**Entries**
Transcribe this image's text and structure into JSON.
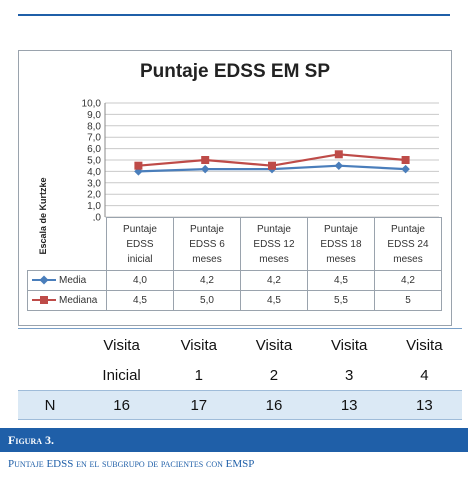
{
  "chart_data": {
    "type": "line",
    "title": "Puntaje EDSS EM SP",
    "ylabel": "Escala de Kurtzke",
    "ylim": [
      0,
      10
    ],
    "yticks": [
      "10,0",
      "9,0",
      "8,0",
      "7,0",
      "6,0",
      "5,0",
      "4,0",
      "3,0",
      "2,0",
      "1,0",
      ",0"
    ],
    "categories": [
      [
        "Puntaje",
        "EDSS",
        "inicial"
      ],
      [
        "Puntaje",
        "EDSS 6",
        "meses"
      ],
      [
        "Puntaje",
        "EDSS 12",
        "meses"
      ],
      [
        "Puntaje",
        "EDSS 18",
        "meses"
      ],
      [
        "Puntaje",
        "EDSS 24",
        "meses"
      ]
    ],
    "grid": true,
    "series": [
      {
        "name": "Media",
        "values": [
          4.0,
          4.2,
          4.2,
          4.5,
          4.2
        ],
        "labels": [
          "4,0",
          "4,2",
          "4,2",
          "4,5",
          "4,2"
        ],
        "color": "#4a7ebb",
        "marker": "diamond"
      },
      {
        "name": "Mediana",
        "values": [
          4.5,
          5.0,
          4.5,
          5.5,
          5.0
        ],
        "labels": [
          "4,5",
          "5,0",
          "4,5",
          "5,5",
          "5"
        ],
        "color": "#be4b48",
        "marker": "square"
      }
    ]
  },
  "visits": {
    "header_top": [
      "Visita",
      "Visita",
      "Visita",
      "Visita",
      "Visita"
    ],
    "header_bottom": [
      "Inicial",
      "1",
      "2",
      "3",
      "4"
    ],
    "n_label": "N",
    "n_values": [
      "16",
      "17",
      "16",
      "13",
      "13"
    ]
  },
  "figure": {
    "label": "Figura 3.",
    "caption": "Puntaje EDSS en el subgrupo de pacientes con EMSP"
  }
}
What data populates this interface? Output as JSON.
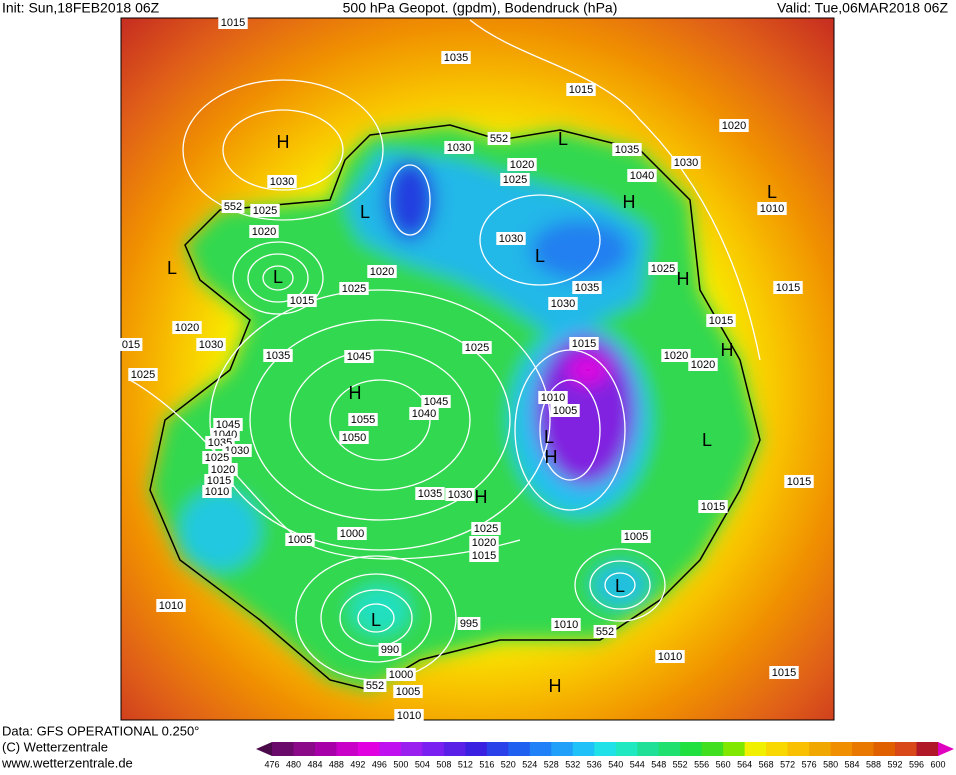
{
  "header": {
    "init": "Init: Sun,18FEB2018 06Z",
    "title": "500 hPa Geopot. (gpdm), Bodendruck (hPa)",
    "valid": "Valid: Tue,06MAR2018 06Z"
  },
  "footer": {
    "data": "Data: GFS OPERATIONAL 0.250°",
    "copyright": "(C) Wetterzentrale",
    "url": "www.wetterzentrale.de"
  },
  "colorbar": {
    "labels": [
      476,
      480,
      484,
      488,
      492,
      496,
      500,
      504,
      508,
      512,
      516,
      520,
      524,
      528,
      532,
      536,
      540,
      544,
      548,
      552,
      556,
      560,
      564,
      568,
      572,
      576,
      580,
      584,
      588,
      592,
      596,
      600
    ],
    "colors": [
      "#4a0a4a",
      "#6a0a6a",
      "#8a0a8a",
      "#a800a8",
      "#c800c8",
      "#e000e0",
      "#c010f0",
      "#9a20f0",
      "#7a20f0",
      "#5a20e8",
      "#3a20e0",
      "#2a40e8",
      "#2060f0",
      "#2080f8",
      "#20a0f8",
      "#20c0f8",
      "#20e0e8",
      "#20e8c0",
      "#20e098",
      "#20e070",
      "#20e040",
      "#40e020",
      "#80e800",
      "#f0f000",
      "#f8d800",
      "#f8c000",
      "#f0a800",
      "#f09000",
      "#e87800",
      "#e06000",
      "#d84818",
      "#b01828",
      "#e000c0"
    ]
  },
  "map": {
    "labels": [
      "1015",
      "1035",
      "1015",
      "1020",
      "H",
      "552",
      "L",
      "1030",
      "1035",
      "1030",
      "1020",
      "1025",
      "1040",
      "1030",
      "552",
      "1025",
      "L",
      "H",
      "L",
      "1010",
      "1020",
      "1030",
      "L",
      "L",
      "L",
      "1020",
      "1025",
      "H",
      "1025",
      "1035",
      "1015",
      "1015",
      "1030",
      "1015",
      "1020",
      "015",
      "1030",
      "1015",
      "1025",
      "H",
      "1035",
      "1045",
      "1020",
      "1020",
      "1025",
      "H",
      "1010",
      "1045",
      "1005",
      "1040",
      "1055",
      "1045",
      "1040",
      "L",
      "L",
      "1050",
      "1035",
      "1030",
      "H",
      "1025",
      "1020",
      "1015",
      "1010",
      "1015",
      "1035",
      "1030",
      "H",
      "1015",
      "1025",
      "1005",
      "1000",
      "1005",
      "1020",
      "1015",
      "L",
      "1010",
      "L",
      "995",
      "1010",
      "552",
      "990",
      "1010",
      "1000",
      "1015",
      "552",
      "H",
      "1005",
      "1010"
    ]
  }
}
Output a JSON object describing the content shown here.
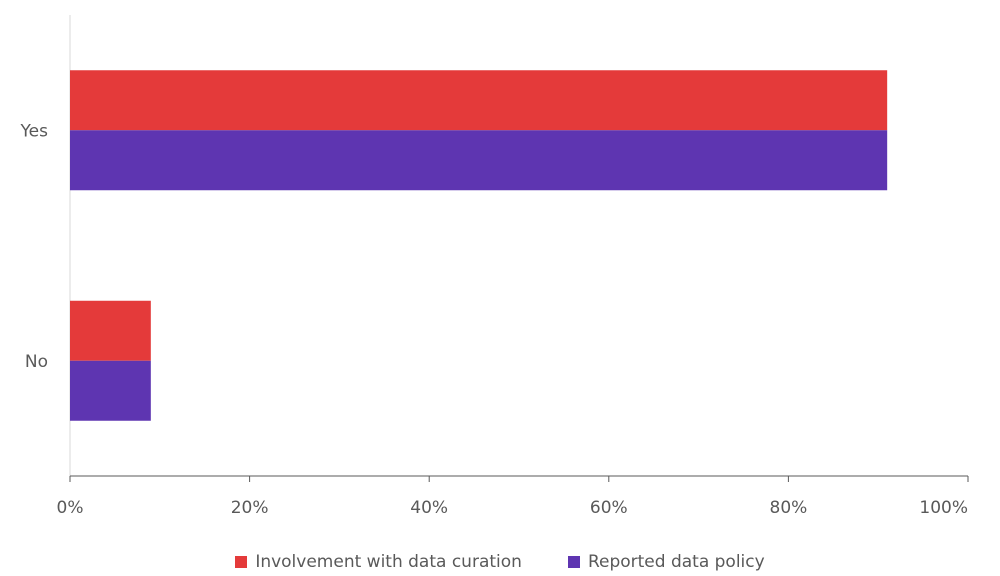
{
  "chart_data": {
    "type": "bar",
    "orientation": "horizontal",
    "categories": [
      "Yes",
      "No"
    ],
    "series": [
      {
        "name": "Involvement with data curation",
        "values": [
          91,
          9
        ],
        "color": "#e43a3a"
      },
      {
        "name": "Reported data policy",
        "values": [
          91,
          9
        ],
        "color": "#5e35b1"
      }
    ],
    "x_ticks": [
      "0%",
      "20%",
      "40%",
      "60%",
      "80%",
      "100%"
    ],
    "xlim": [
      0,
      100
    ],
    "xlabel": "",
    "ylabel": "",
    "title": "",
    "grid": false,
    "legend_position": "bottom"
  }
}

**Aim**
Go through the listing above and write it out again exactly, dropping the pictures.

**Response**
Transcribe this image's text and structure into JSON.
{
  "chart_data": {
    "type": "line",
    "title": "Puntaje EDSS EM SP",
    "ylabel": "Escala de Kurtzke",
    "ylim": [
      0,
      10
    ],
    "yticks": [
      "10,0",
      "9,0",
      "8,0",
      "7,0",
      "6,0",
      "5,0",
      "4,0",
      "3,0",
      "2,0",
      "1,0",
      ",0"
    ],
    "categories": [
      [
        "Puntaje",
        "EDSS",
        "inicial"
      ],
      [
        "Puntaje",
        "EDSS 6",
        "meses"
      ],
      [
        "Puntaje",
        "EDSS 12",
        "meses"
      ],
      [
        "Puntaje",
        "EDSS 18",
        "meses"
      ],
      [
        "Puntaje",
        "EDSS 24",
        "meses"
      ]
    ],
    "grid": true,
    "series": [
      {
        "name": "Media",
        "values": [
          4.0,
          4.2,
          4.2,
          4.5,
          4.2
        ],
        "labels": [
          "4,0",
          "4,2",
          "4,2",
          "4,5",
          "4,2"
        ],
        "color": "#4a7ebb",
        "marker": "diamond"
      },
      {
        "name": "Mediana",
        "values": [
          4.5,
          5.0,
          4.5,
          5.5,
          5.0
        ],
        "labels": [
          "4,5",
          "5,0",
          "4,5",
          "5,5",
          "5"
        ],
        "color": "#be4b48",
        "marker": "square"
      }
    ]
  },
  "visits": {
    "header_top": [
      "Visita",
      "Visita",
      "Visita",
      "Visita",
      "Visita"
    ],
    "header_bottom": [
      "Inicial",
      "1",
      "2",
      "3",
      "4"
    ],
    "n_label": "N",
    "n_values": [
      "16",
      "17",
      "16",
      "13",
      "13"
    ]
  },
  "figure": {
    "label": "Figura 3.",
    "caption": "Puntaje EDSS en el subgrupo de pacientes con EMSP"
  }
}
What data populates this interface? Output as JSON.
{
  "header": {
    "init": "Init: Sun,18FEB2018 06Z",
    "title": "500 hPa Geopot. (gpdm), Bodendruck (hPa)",
    "valid": "Valid: Tue,06MAR2018 06Z"
  },
  "footer": {
    "data": "Data: GFS OPERATIONAL 0.250°",
    "copyright": "(C) Wetterzentrale",
    "url": "www.wetterzentrale.de"
  },
  "colorbar": {
    "labels": [
      476,
      480,
      484,
      488,
      492,
      496,
      500,
      504,
      508,
      512,
      516,
      520,
      524,
      528,
      532,
      536,
      540,
      544,
      548,
      552,
      556,
      560,
      564,
      568,
      572,
      576,
      580,
      584,
      588,
      592,
      596,
      600
    ],
    "colors": [
      "#4a0a4a",
      "#6a0a6a",
      "#8a0a8a",
      "#a800a8",
      "#c800c8",
      "#e000e0",
      "#c010f0",
      "#9a20f0",
      "#7a20f0",
      "#5a20e8",
      "#3a20e0",
      "#2a40e8",
      "#2060f0",
      "#2080f8",
      "#20a0f8",
      "#20c0f8",
      "#20e0e8",
      "#20e8c0",
      "#20e098",
      "#20e070",
      "#20e040",
      "#40e020",
      "#80e800",
      "#f0f000",
      "#f8d800",
      "#f8c000",
      "#f0a800",
      "#f09000",
      "#e87800",
      "#e06000",
      "#d84818",
      "#b01828",
      "#e000c0"
    ]
  },
  "map": {
    "labels": [
      "1015",
      "1035",
      "1015",
      "1020",
      "H",
      "552",
      "L",
      "1030",
      "1035",
      "1030",
      "1020",
      "1025",
      "1040",
      "1030",
      "552",
      "1025",
      "L",
      "H",
      "L",
      "1010",
      "1020",
      "1030",
      "L",
      "L",
      "L",
      "1020",
      "1025",
      "H",
      "1025",
      "1035",
      "1015",
      "1015",
      "1030",
      "1015",
      "1020",
      "015",
      "1030",
      "1015",
      "1025",
      "H",
      "1035",
      "1045",
      "1020",
      "1020",
      "1025",
      "H",
      "1010",
      "1045",
      "1005",
      "1040",
      "1055",
      "1045",
      "1040",
      "L",
      "L",
      "1050",
      "1035",
      "1030",
      "H",
      "1025",
      "1020",
      "1015",
      "1010",
      "1015",
      "1035",
      "1030",
      "H",
      "1015",
      "1025",
      "1005",
      "1000",
      "1005",
      "1020",
      "1015",
      "L",
      "1010",
      "L",
      "995",
      "1010",
      "552",
      "990",
      "1010",
      "1000",
      "1015",
      "552",
      "H",
      "1005",
      "1010"
    ]
  }
}
Output a JSON object describing the content shown here.
{
  "chart_data": {
    "type": "bar",
    "orientation": "horizontal",
    "categories": [
      "Yes",
      "No"
    ],
    "series": [
      {
        "name": "Involvement with data curation",
        "values": [
          91,
          9
        ],
        "color": "#e43a3a"
      },
      {
        "name": "Reported data policy",
        "values": [
          91,
          9
        ],
        "color": "#5e35b1"
      }
    ],
    "x_ticks": [
      "0%",
      "20%",
      "40%",
      "60%",
      "80%",
      "100%"
    ],
    "xlim": [
      0,
      100
    ],
    "xlabel": "",
    "ylabel": "",
    "title": "",
    "grid": false,
    "legend_position": "bottom"
  }
}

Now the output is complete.